Problem description :: Give the number of lines that hold the string "name". Nothing else is needed.

Figure data in JSON ::
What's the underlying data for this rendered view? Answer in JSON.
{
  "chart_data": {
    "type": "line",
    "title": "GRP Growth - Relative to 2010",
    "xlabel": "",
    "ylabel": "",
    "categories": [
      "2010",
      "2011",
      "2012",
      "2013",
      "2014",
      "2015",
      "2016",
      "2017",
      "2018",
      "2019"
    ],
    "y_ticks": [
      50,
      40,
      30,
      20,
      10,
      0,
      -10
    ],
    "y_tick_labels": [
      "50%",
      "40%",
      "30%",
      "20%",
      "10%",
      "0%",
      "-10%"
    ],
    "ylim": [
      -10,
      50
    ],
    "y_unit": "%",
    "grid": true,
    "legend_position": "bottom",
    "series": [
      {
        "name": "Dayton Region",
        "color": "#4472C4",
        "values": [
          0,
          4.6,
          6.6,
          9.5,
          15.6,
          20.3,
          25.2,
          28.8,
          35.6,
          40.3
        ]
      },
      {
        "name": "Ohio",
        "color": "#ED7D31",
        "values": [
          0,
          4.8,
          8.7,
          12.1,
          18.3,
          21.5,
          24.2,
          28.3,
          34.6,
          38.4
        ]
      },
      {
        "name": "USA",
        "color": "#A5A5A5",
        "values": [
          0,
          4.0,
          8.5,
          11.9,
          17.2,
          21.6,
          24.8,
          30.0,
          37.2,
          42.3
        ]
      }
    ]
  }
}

Complete response :: 3